> [WHAT IS EXPECTED]:
When you retype the data, keep every line exactly as it appears.

**** RECORDS TO USE

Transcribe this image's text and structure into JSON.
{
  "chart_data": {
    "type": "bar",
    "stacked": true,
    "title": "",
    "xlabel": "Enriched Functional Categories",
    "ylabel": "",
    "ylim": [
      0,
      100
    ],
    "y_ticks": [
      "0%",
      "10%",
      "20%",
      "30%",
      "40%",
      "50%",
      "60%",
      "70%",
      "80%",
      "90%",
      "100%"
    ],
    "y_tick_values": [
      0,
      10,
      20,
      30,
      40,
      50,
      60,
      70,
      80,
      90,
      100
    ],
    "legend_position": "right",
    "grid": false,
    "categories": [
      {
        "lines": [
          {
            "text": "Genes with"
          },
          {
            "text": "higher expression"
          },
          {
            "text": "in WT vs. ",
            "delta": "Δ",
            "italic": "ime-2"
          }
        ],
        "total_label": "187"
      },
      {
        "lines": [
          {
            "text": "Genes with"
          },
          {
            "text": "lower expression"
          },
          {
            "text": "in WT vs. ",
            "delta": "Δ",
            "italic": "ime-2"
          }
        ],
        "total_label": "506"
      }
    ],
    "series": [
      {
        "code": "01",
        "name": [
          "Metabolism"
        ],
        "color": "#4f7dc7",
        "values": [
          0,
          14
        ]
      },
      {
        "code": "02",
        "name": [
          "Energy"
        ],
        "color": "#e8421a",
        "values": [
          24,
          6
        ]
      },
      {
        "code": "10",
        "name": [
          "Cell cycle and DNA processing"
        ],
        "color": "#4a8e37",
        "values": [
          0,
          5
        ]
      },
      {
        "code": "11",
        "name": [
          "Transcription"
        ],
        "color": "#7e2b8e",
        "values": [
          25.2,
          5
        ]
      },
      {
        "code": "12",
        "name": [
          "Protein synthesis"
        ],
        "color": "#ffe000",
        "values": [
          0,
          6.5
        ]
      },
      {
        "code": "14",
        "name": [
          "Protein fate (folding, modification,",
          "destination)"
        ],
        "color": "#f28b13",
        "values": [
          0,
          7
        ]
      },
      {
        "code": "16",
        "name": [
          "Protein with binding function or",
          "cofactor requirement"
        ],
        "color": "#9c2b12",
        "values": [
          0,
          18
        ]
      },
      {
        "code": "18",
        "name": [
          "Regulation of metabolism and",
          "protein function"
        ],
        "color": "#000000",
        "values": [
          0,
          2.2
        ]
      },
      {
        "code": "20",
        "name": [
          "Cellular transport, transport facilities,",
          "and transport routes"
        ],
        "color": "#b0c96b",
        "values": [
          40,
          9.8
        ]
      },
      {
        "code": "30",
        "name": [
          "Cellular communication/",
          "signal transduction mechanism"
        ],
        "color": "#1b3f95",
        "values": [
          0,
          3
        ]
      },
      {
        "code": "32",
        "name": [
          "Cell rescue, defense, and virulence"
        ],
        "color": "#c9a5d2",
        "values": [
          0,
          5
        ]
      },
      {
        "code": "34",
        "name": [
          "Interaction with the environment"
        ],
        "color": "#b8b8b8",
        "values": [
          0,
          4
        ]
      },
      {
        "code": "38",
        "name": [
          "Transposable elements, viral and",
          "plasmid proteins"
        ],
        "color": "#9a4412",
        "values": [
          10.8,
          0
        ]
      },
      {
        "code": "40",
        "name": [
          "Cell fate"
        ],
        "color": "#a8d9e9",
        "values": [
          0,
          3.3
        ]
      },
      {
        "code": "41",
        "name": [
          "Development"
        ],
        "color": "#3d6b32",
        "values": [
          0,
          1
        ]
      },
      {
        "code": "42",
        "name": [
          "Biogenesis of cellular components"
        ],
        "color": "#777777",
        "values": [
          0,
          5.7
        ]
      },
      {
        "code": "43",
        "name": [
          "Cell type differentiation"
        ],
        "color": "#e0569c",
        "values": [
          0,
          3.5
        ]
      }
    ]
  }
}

********

> [TASK ANSWER]:
Transcribe this image's text and structure into JSON.
{
  "chart_data": {
    "type": "bar",
    "stacked": true,
    "title": "",
    "xlabel": "Enriched Functional Categories",
    "ylabel": "",
    "ylim": [
      0,
      100
    ],
    "y_ticks": [
      "0%",
      "10%",
      "20%",
      "30%",
      "40%",
      "50%",
      "60%",
      "70%",
      "80%",
      "90%",
      "100%"
    ],
    "y_tick_values": [
      0,
      10,
      20,
      30,
      40,
      50,
      60,
      70,
      80,
      90,
      100
    ],
    "legend_position": "right",
    "grid": false,
    "categories": [
      {
        "lines": [
          {
            "text": "Genes with"
          },
          {
            "text": "higher expression"
          },
          {
            "text": "in WT vs. ",
            "delta": "Δ",
            "italic": "ime-2"
          }
        ],
        "total_label": "187"
      },
      {
        "lines": [
          {
            "text": "Genes with"
          },
          {
            "text": "lower expression"
          },
          {
            "text": "in WT vs. ",
            "delta": "Δ",
            "italic": "ime-2"
          }
        ],
        "total_label": "506"
      }
    ],
    "series": [
      {
        "code": "01",
        "name": [
          "Metabolism"
        ],
        "color": "#4f7dc7",
        "values": [
          0,
          14
        ]
      },
      {
        "code": "02",
        "name": [
          "Energy"
        ],
        "color": "#e8421a",
        "values": [
          24,
          6
        ]
      },
      {
        "code": "10",
        "name": [
          "Cell cycle and DNA processing"
        ],
        "color": "#4a8e37",
        "values": [
          0,
          5
        ]
      },
      {
        "code": "11",
        "name": [
          "Transcription"
        ],
        "color": "#7e2b8e",
        "values": [
          25.2,
          5
        ]
      },
      {
        "code": "12",
        "name": [
          "Protein synthesis"
        ],
        "color": "#ffe000",
        "values": [
          0,
          6.5
        ]
      },
      {
        "code": "14",
        "name": [
          "Protein fate (folding, modification,",
          "destination)"
        ],
        "color": "#f28b13",
        "values": [
          0,
          7
        ]
      },
      {
        "code": "16",
        "name": [
          "Protein with binding function or",
          "cofactor requirement"
        ],
        "color": "#9c2b12",
        "values": [
          0,
          18
        ]
      },
      {
        "code": "18",
        "name": [
          "Regulation of metabolism and",
          "protein function"
        ],
        "color": "#000000",
        "values": [
          0,
          2.2
        ]
      },
      {
        "code": "20",
        "name": [
          "Cellular transport, transport facilities,",
          "and transport routes"
        ],
        "color": "#b0c96b",
        "values": [
          40,
          9.8
        ]
      },
      {
        "code": "30",
        "name": [
          "Cellular communication/",
          "signal transduction mechanism"
        ],
        "color": "#1b3f95",
        "values": [
          0,
          3
        ]
      },
      {
        "code": "32",
        "name": [
          "Cell rescue, defense, and virulence"
        ],
        "color": "#c9a5d2",
        "values": [
          0,
          5
        ]
      },
      {
        "code": "34",
        "name": [
          "Interaction with the environment"
        ],
        "color": "#b8b8b8",
        "values": [
          0,
          4
        ]
      },
      {
        "code": "38",
        "name": [
          "Transposable elements, viral and",
          "plasmid proteins"
        ],
        "color": "#9a4412",
        "values": [
          10.8,
          0
        ]
      },
      {
        "code": "40",
        "name": [
          "Cell fate"
        ],
        "color": "#a8d9e9",
        "values": [
          0,
          3.3
        ]
      },
      {
        "code": "41",
        "name": [
          "Development"
        ],
        "color": "#3d6b32",
        "values": [
          0,
          1
        ]
      },
      {
        "code": "42",
        "name": [
          "Biogenesis of cellular components"
        ],
        "color": "#777777",
        "values": [
          0,
          5.7
        ]
      },
      {
        "code": "43",
        "name": [
          "Cell type differentiation"
        ],
        "color": "#e0569c",
        "values": [
          0,
          3.5
        ]
      }
    ]
  }
}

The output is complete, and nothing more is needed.